* What the task requires *
Pick out all lines of the entries that include the word "letter" and copy them.

:: Data in this exercise

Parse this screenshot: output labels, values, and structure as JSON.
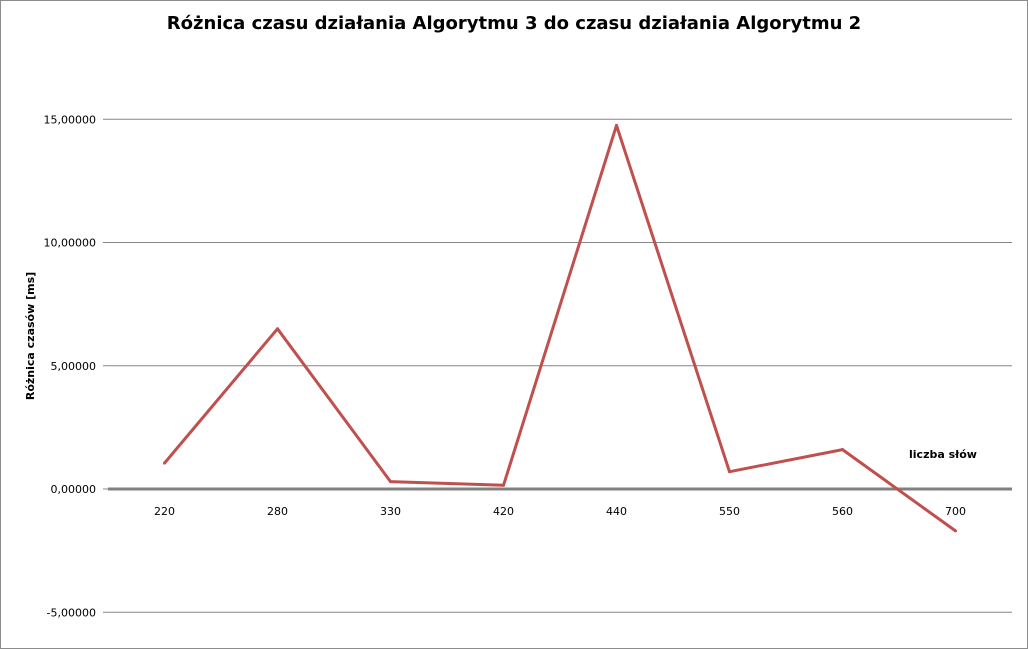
{
  "chart_data": {
    "type": "line",
    "title": "Różnica czasu działania Algorytmu 3 do czasu działania Algorytmu 2",
    "xlabel": "liczba słów",
    "ylabel": "Różnica czasów [ms]",
    "categories": [
      "220",
      "280",
      "330",
      "420",
      "440",
      "550",
      "560",
      "700"
    ],
    "series": [
      {
        "values": [
          1.05,
          6.5,
          0.3,
          0.15,
          14.75,
          0.7,
          1.6,
          -1.7
        ]
      }
    ],
    "ylim": [
      -5,
      15
    ],
    "yticks": [
      -5,
      0,
      5,
      10,
      15
    ],
    "ytick_labels": [
      "-5,00000",
      "0,00000",
      "5,00000",
      "10,00000",
      "15,00000"
    ],
    "grid": true,
    "legend": "none",
    "colors": {
      "series": "#c0504d",
      "grid": "#868686",
      "axis": "#808080"
    }
  }
}
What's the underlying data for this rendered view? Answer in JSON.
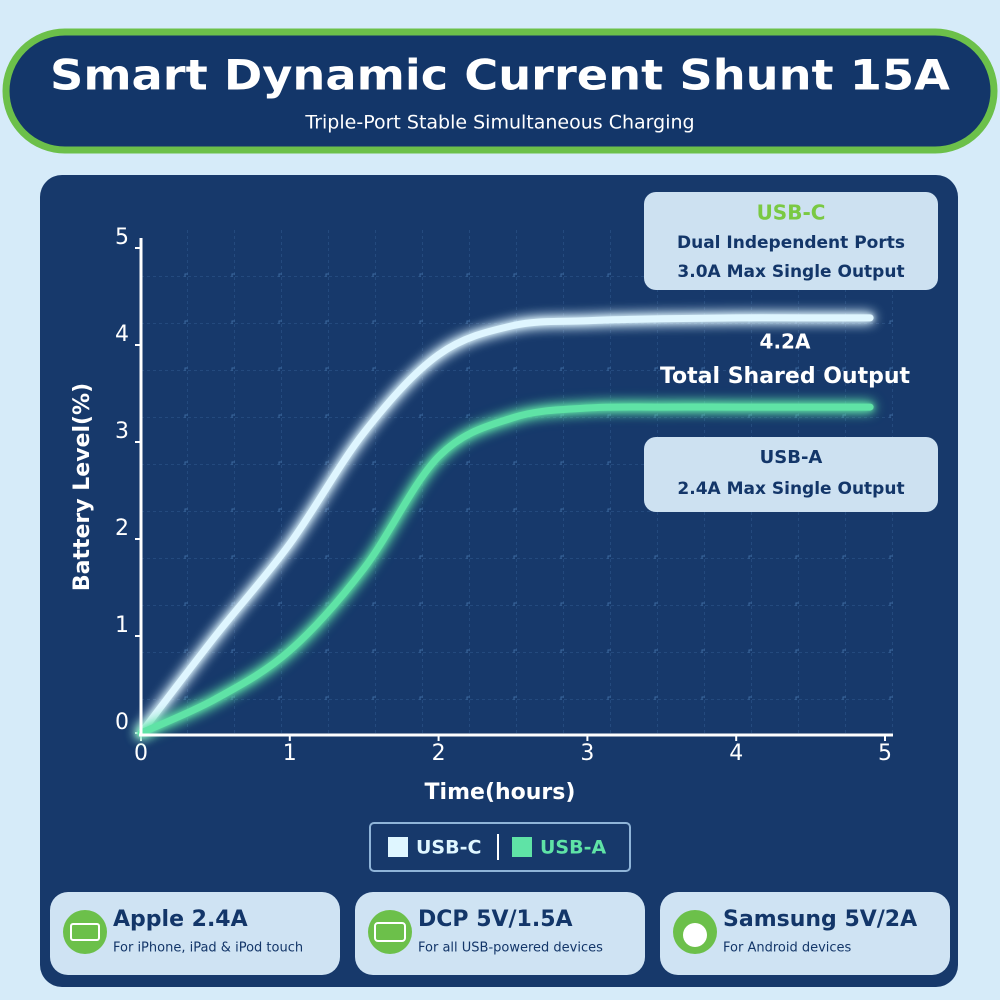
{
  "chart_data": {
    "type": "line",
    "title": "Smart Dynamic Current Shunt 15A",
    "subtitle": "Triple-Port Stable Simultaneous Charging",
    "x_label": "Time(hours)",
    "y_label": "Battery Level(%)",
    "x": [
      0,
      0.5,
      1,
      1.5,
      2,
      2.5,
      3,
      3.5,
      4,
      4.5,
      4.9
    ],
    "series": [
      {
        "name": "USB-C",
        "color": "#dff6ff",
        "values": [
          0,
          1.0,
          1.95,
          3.1,
          3.9,
          4.2,
          4.25,
          4.27,
          4.28,
          4.28,
          4.28
        ]
      },
      {
        "name": "USB-A",
        "color": "#5fe3a6",
        "values": [
          0,
          0.35,
          0.85,
          1.7,
          2.85,
          3.25,
          3.35,
          3.36,
          3.36,
          3.36,
          3.36
        ]
      }
    ],
    "xlim": [
      0,
      5
    ],
    "xticks": [
      0,
      1,
      2,
      3,
      4,
      5
    ],
    "ylim": [
      0,
      5
    ],
    "yticks": [
      0,
      1,
      2,
      3,
      4,
      5
    ],
    "annotations": [
      {
        "title": "USB-C",
        "lines": [
          "Dual Independent Ports",
          "3.0A Max Single Output"
        ]
      },
      {
        "title": "4.2A",
        "lines": [
          "Total Shared Output"
        ]
      },
      {
        "title": "USB-A",
        "lines": [
          "2.4A Max Single Output"
        ]
      }
    ]
  },
  "cards": [
    {
      "title": "Apple 2.4A",
      "subtitle": "For iPhone, iPad & iPod touch"
    },
    {
      "title": "DCP 5V/1.5A",
      "subtitle": "For all USB-powered devices"
    },
    {
      "title": "Samsung 5V/2A",
      "subtitle": "For Android devices"
    }
  ]
}
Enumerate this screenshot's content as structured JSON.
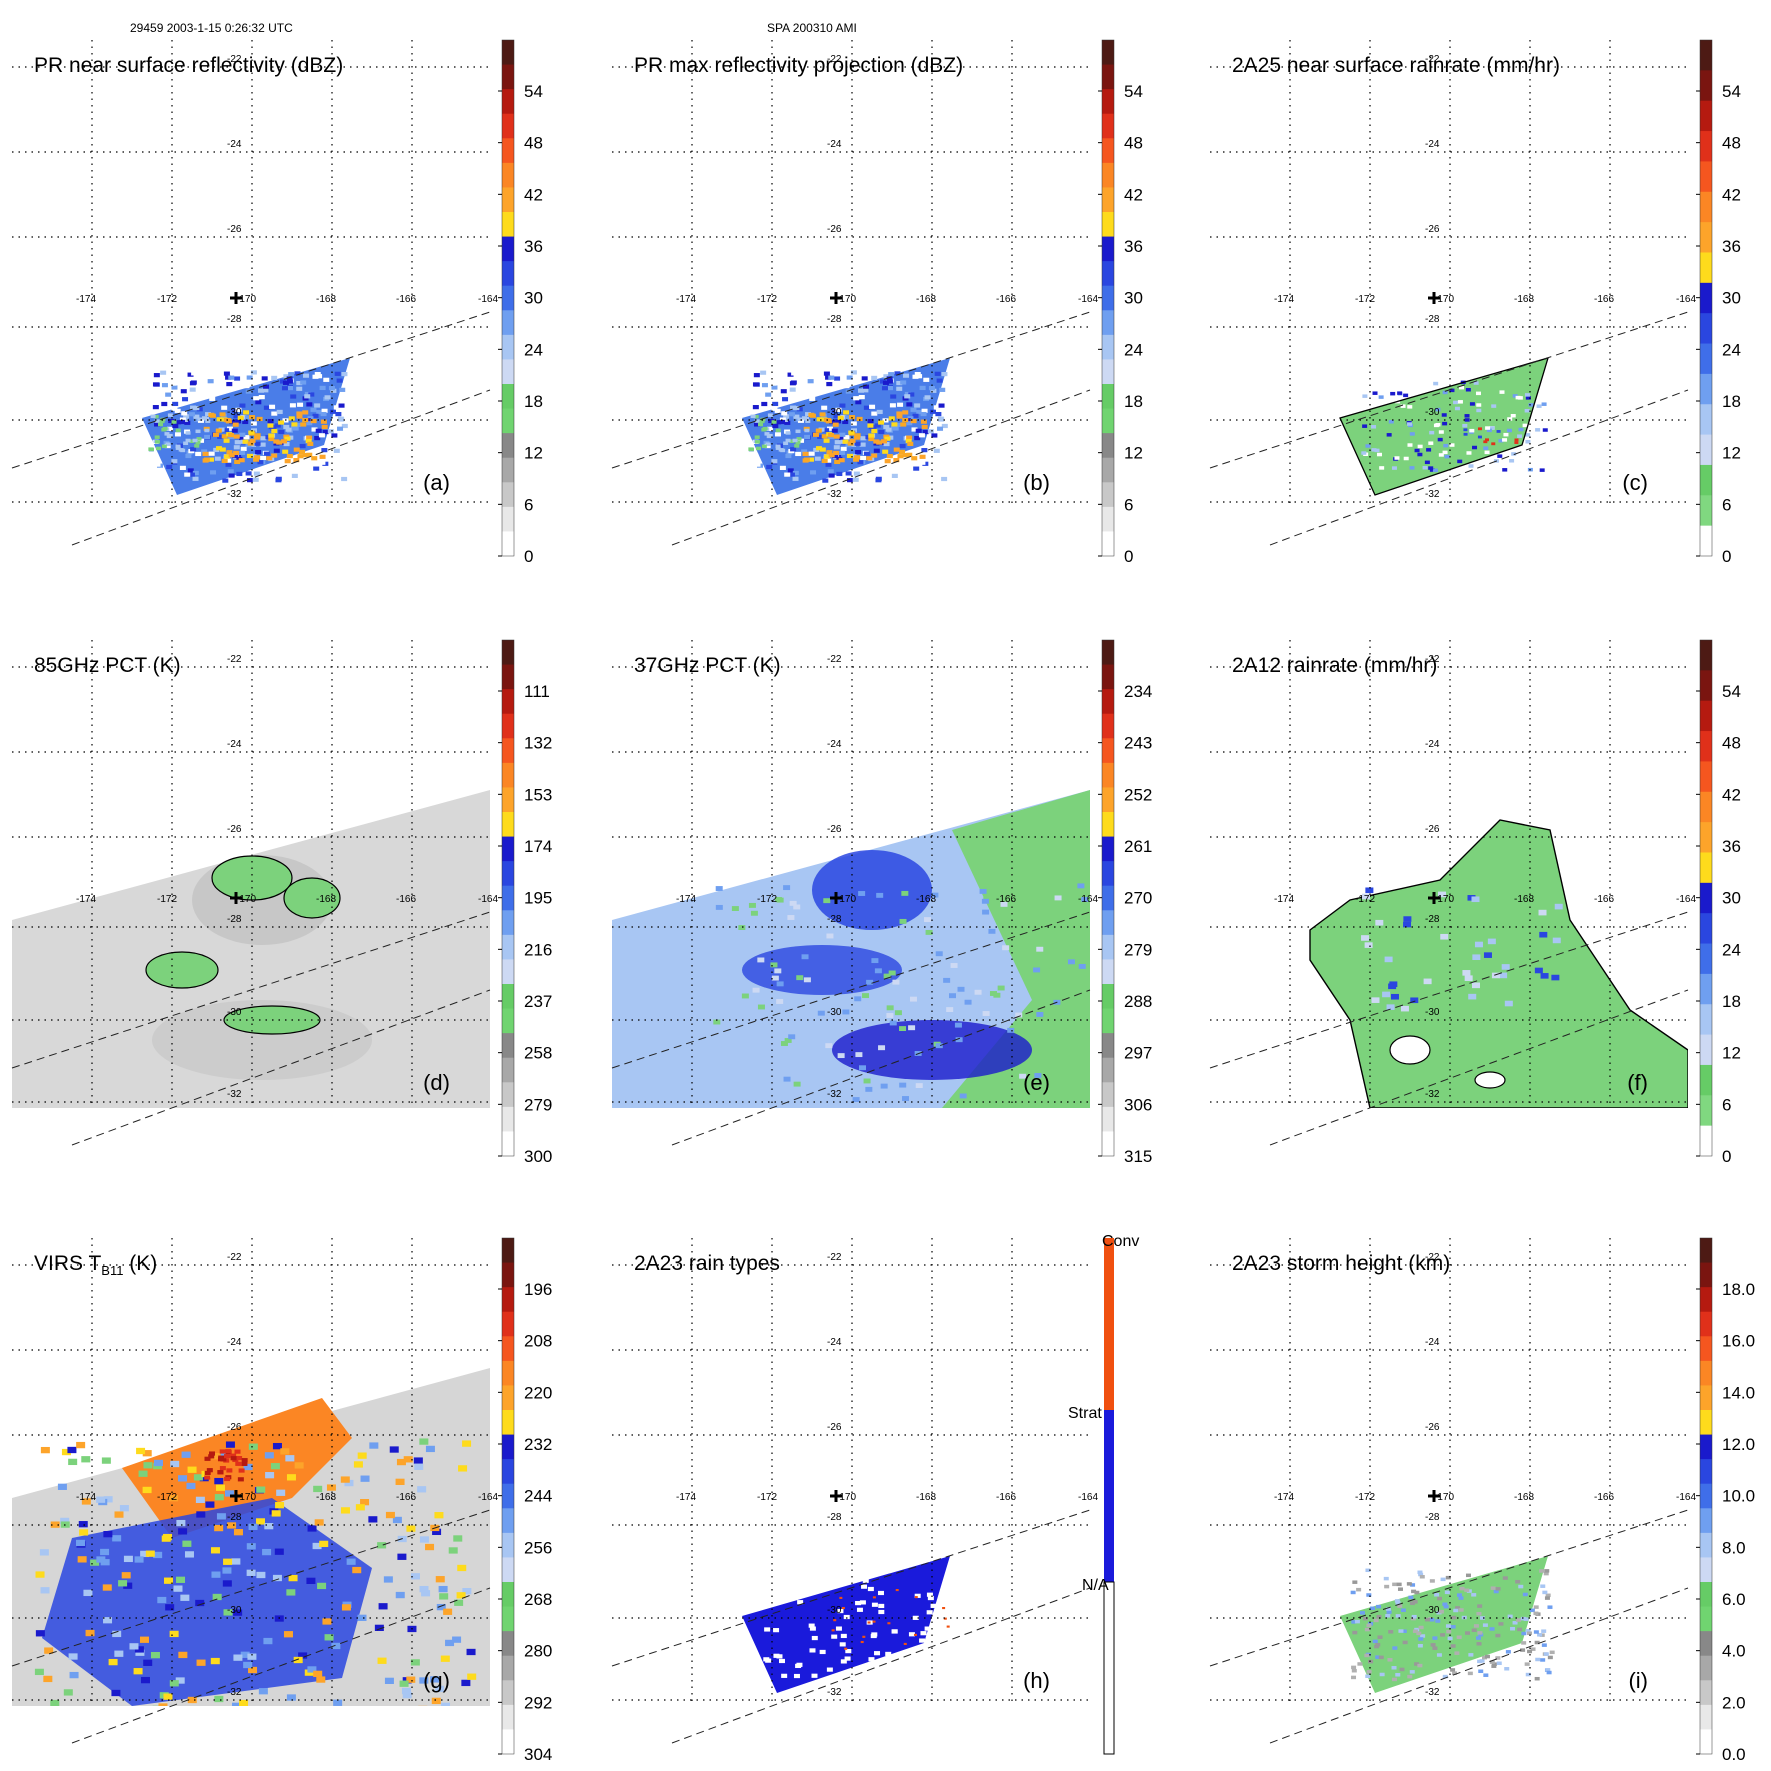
{
  "header": {
    "left": "29459 2003-1-15 0:26:32 UTC",
    "center": "SPA 200310 AMI"
  },
  "map": {
    "lon_labels": [
      "-174",
      "-172",
      "-170",
      "-168",
      "-166",
      "-164"
    ],
    "lat_labels": [
      "-22",
      "-24",
      "-26",
      "-28",
      "-30",
      "-32"
    ]
  },
  "panels": [
    {
      "id": "a",
      "title": "PR near surface reflectivity (dBZ)",
      "letter": "(a)",
      "field": "pr_swath",
      "colorbar": {
        "scheme": "dbz",
        "ticks": [
          "54",
          "48",
          "42",
          "36",
          "30",
          "24",
          "18",
          "12",
          "6",
          "0"
        ]
      }
    },
    {
      "id": "b",
      "title": "PR max reflectivity projection (dBZ)",
      "letter": "(b)",
      "field": "pr_swath",
      "colorbar": {
        "scheme": "dbz",
        "ticks": [
          "54",
          "48",
          "42",
          "36",
          "30",
          "24",
          "18",
          "12",
          "6",
          "0"
        ]
      }
    },
    {
      "id": "c",
      "title": "2A25 near surface rainrate (mm/hr)",
      "letter": "(c)",
      "field": "pr_swath_green",
      "colorbar": {
        "scheme": "rain",
        "ticks": [
          "54",
          "48",
          "42",
          "36",
          "30",
          "24",
          "18",
          "12",
          "6",
          "0"
        ]
      }
    },
    {
      "id": "d",
      "title": "85GHz PCT (K)",
      "letter": "(d)",
      "field": "tmi_gray",
      "colorbar": {
        "scheme": "pct",
        "ticks": [
          "111",
          "132",
          "153",
          "174",
          "195",
          "216",
          "237",
          "258",
          "279",
          "300"
        ]
      }
    },
    {
      "id": "e",
      "title": "37GHz PCT (K)",
      "letter": "(e)",
      "field": "tmi_blue",
      "colorbar": {
        "scheme": "pct",
        "ticks": [
          "234",
          "243",
          "252",
          "261",
          "270",
          "279",
          "288",
          "297",
          "306",
          "315"
        ]
      }
    },
    {
      "id": "f",
      "title": "2A12 rainrate (mm/hr)",
      "letter": "(f)",
      "field": "tmi_green",
      "colorbar": {
        "scheme": "rain",
        "ticks": [
          "54",
          "48",
          "42",
          "36",
          "30",
          "24",
          "18",
          "12",
          "6",
          "0"
        ]
      }
    },
    {
      "id": "g",
      "title": "VIRS T(K)",
      "title_main": "VIRS T",
      "title_sub": "B11",
      "title_end": " (K)",
      "letter": "(g)",
      "field": "virs",
      "colorbar": {
        "scheme": "pct",
        "ticks": [
          "196",
          "208",
          "220",
          "232",
          "244",
          "256",
          "268",
          "280",
          "292",
          "304"
        ]
      }
    },
    {
      "id": "h",
      "title": "2A23 rain types",
      "letter": "(h)",
      "field": "pr_swath_types",
      "colorbar": {
        "scheme": "types",
        "ticks": [
          "Conv",
          "Strat",
          "N/A"
        ]
      }
    },
    {
      "id": "i",
      "title": "2A23 storm height (km)",
      "letter": "(i)",
      "field": "pr_swath_height",
      "colorbar": {
        "scheme": "height",
        "ticks": [
          "18.0",
          "16.0",
          "14.0",
          "12.0",
          "10.0",
          "8.0",
          "6.0",
          "4.0",
          "2.0",
          "0.0"
        ]
      }
    }
  ],
  "colors": {
    "dbz": [
      "#4d1a14",
      "#7a1510",
      "#b51a10",
      "#e0301a",
      "#f5561f",
      "#fb8624",
      "#fda42a",
      "#fedb1c",
      "#1a1acc",
      "#2a46e0",
      "#3f6ee9",
      "#6f9ff0",
      "#a8c6f3",
      "#cdd9f3",
      "#66cc66",
      "#70d470",
      "#888888",
      "#a8a8a8",
      "#c8c8c8",
      "#e8e8e8",
      "#ffffff"
    ],
    "rain": [
      "#4d1a14",
      "#7a1510",
      "#b51a10",
      "#e0301a",
      "#f5561f",
      "#fb8624",
      "#fda42a",
      "#fedb1c",
      "#1a1acc",
      "#2a46e0",
      "#3f6ee9",
      "#6f9ff0",
      "#a8c6f3",
      "#cdd9f3",
      "#66cc66",
      "#80d880"
    ],
    "types": [
      "#f05010",
      "#1a1adb",
      "#ffffff"
    ],
    "swath_green": "#7cd27c",
    "swath_blue": "#5a8ef0",
    "swath_orange": "#f9a825"
  }
}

::::

* Solved exercise *
      "letter": "(a)",
      "letter": "(b)",
      "letter": "(c)",
      "letter": "(d)",
      "letter": "(e)",
      "letter": "(f)",
      "letter": "(g)",
      "letter": "(h)",
      "letter": "(i)",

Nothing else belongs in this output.